◆ RECORD SET

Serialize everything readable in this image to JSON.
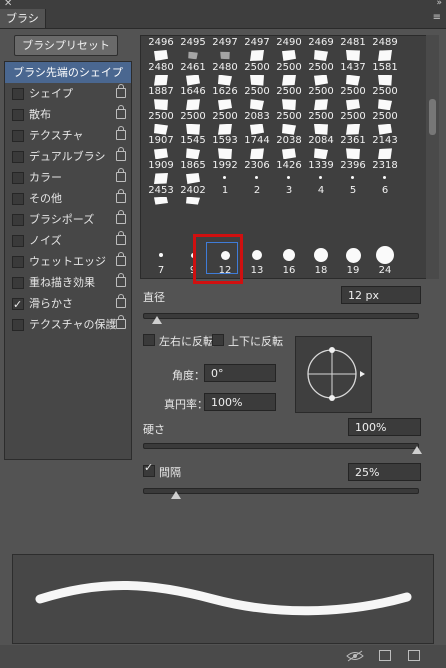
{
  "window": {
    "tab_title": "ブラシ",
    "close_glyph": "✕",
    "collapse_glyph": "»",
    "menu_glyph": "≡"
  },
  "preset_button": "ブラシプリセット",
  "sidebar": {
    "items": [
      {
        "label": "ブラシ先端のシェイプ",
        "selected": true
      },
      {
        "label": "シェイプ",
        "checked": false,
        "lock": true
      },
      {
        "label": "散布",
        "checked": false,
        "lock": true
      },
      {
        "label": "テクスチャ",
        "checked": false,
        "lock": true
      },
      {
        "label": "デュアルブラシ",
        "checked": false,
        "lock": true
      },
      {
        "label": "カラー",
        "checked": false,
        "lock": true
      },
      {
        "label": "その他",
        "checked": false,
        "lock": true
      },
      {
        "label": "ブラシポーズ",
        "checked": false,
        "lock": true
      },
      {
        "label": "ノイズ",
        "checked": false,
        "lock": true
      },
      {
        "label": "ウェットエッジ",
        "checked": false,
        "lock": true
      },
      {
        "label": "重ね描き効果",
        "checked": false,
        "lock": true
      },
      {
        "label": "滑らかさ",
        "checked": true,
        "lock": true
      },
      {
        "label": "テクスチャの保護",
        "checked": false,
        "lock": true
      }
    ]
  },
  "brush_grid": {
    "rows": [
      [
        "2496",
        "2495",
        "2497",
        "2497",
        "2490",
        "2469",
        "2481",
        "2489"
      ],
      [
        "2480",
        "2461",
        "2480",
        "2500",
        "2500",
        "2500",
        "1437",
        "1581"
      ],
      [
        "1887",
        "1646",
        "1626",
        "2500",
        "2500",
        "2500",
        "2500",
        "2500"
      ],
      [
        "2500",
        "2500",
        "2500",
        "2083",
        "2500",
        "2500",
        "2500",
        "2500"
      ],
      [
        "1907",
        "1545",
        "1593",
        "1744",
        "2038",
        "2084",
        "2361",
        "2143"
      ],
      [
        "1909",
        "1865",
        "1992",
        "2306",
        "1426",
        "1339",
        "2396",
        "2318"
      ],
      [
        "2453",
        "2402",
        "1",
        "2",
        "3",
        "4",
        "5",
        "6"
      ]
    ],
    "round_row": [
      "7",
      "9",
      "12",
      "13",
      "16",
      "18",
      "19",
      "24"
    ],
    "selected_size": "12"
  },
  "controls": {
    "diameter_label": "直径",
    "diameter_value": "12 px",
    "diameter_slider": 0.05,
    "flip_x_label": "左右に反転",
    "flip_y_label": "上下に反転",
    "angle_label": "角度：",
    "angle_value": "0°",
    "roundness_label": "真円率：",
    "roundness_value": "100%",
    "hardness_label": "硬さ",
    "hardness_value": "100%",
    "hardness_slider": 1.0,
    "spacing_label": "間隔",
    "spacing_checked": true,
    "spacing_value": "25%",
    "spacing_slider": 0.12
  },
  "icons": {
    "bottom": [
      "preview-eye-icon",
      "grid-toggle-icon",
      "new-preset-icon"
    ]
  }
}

◆ TASK PROMPT
Retype the listing exactly. Pictures do not belong in the copy.

◆ THE RESPONSE
Serialize everything readable in this image to JSON.
{
  "window": {
    "tab_title": "ブラシ",
    "close_glyph": "✕",
    "collapse_glyph": "»",
    "menu_glyph": "≡"
  },
  "preset_button": "ブラシプリセット",
  "sidebar": {
    "items": [
      {
        "label": "ブラシ先端のシェイプ",
        "selected": true
      },
      {
        "label": "シェイプ",
        "checked": false,
        "lock": true
      },
      {
        "label": "散布",
        "checked": false,
        "lock": true
      },
      {
        "label": "テクスチャ",
        "checked": false,
        "lock": true
      },
      {
        "label": "デュアルブラシ",
        "checked": false,
        "lock": true
      },
      {
        "label": "カラー",
        "checked": false,
        "lock": true
      },
      {
        "label": "その他",
        "checked": false,
        "lock": true
      },
      {
        "label": "ブラシポーズ",
        "checked": false,
        "lock": true
      },
      {
        "label": "ノイズ",
        "checked": false,
        "lock": true
      },
      {
        "label": "ウェットエッジ",
        "checked": false,
        "lock": true
      },
      {
        "label": "重ね描き効果",
        "checked": false,
        "lock": true
      },
      {
        "label": "滑らかさ",
        "checked": true,
        "lock": true
      },
      {
        "label": "テクスチャの保護",
        "checked": false,
        "lock": true
      }
    ]
  },
  "brush_grid": {
    "rows": [
      [
        "2496",
        "2495",
        "2497",
        "2497",
        "2490",
        "2469",
        "2481",
        "2489"
      ],
      [
        "2480",
        "2461",
        "2480",
        "2500",
        "2500",
        "2500",
        "1437",
        "1581"
      ],
      [
        "1887",
        "1646",
        "1626",
        "2500",
        "2500",
        "2500",
        "2500",
        "2500"
      ],
      [
        "2500",
        "2500",
        "2500",
        "2083",
        "2500",
        "2500",
        "2500",
        "2500"
      ],
      [
        "1907",
        "1545",
        "1593",
        "1744",
        "2038",
        "2084",
        "2361",
        "2143"
      ],
      [
        "1909",
        "1865",
        "1992",
        "2306",
        "1426",
        "1339",
        "2396",
        "2318"
      ],
      [
        "2453",
        "2402",
        "1",
        "2",
        "3",
        "4",
        "5",
        "6"
      ]
    ],
    "round_row": [
      "7",
      "9",
      "12",
      "13",
      "16",
      "18",
      "19",
      "24"
    ],
    "selected_size": "12"
  },
  "controls": {
    "diameter_label": "直径",
    "diameter_value": "12 px",
    "diameter_slider": 0.05,
    "flip_x_label": "左右に反転",
    "flip_y_label": "上下に反転",
    "angle_label": "角度：",
    "angle_value": "0°",
    "roundness_label": "真円率：",
    "roundness_value": "100%",
    "hardness_label": "硬さ",
    "hardness_value": "100%",
    "hardness_slider": 1.0,
    "spacing_label": "間隔",
    "spacing_checked": true,
    "spacing_value": "25%",
    "spacing_slider": 0.12
  },
  "icons": {
    "bottom": [
      "preview-eye-icon",
      "grid-toggle-icon",
      "new-preset-icon"
    ]
  }
}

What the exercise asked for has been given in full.